**EXERCISE OBJECTIVE**. All lines in which the word "coin" occurs are to be extracted.

**TASK MATERIAL**.

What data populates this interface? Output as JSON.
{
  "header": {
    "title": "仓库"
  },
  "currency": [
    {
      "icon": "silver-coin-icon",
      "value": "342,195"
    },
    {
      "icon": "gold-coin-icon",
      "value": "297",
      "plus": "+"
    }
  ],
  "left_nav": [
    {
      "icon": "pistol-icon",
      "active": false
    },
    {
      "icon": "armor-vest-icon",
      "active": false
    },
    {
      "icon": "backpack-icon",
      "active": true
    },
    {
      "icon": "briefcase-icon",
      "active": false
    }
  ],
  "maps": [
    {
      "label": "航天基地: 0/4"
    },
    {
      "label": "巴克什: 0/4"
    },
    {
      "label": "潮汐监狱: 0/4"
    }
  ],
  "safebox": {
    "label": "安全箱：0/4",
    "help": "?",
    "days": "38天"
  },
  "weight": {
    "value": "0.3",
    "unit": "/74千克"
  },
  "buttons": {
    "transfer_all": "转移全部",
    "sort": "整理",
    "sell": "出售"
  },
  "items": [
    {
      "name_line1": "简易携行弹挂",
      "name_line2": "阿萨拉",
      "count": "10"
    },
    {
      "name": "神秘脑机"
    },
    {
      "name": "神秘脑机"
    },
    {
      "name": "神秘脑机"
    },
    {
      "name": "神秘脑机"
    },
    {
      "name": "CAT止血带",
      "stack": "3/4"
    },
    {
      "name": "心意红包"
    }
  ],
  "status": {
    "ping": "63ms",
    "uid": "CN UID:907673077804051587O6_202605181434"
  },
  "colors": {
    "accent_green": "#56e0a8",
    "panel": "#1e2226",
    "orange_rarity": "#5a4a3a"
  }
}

**SOLVED PROBLEM**.
      "icon": "silver-coin-icon",
      "icon": "gold-coin-icon",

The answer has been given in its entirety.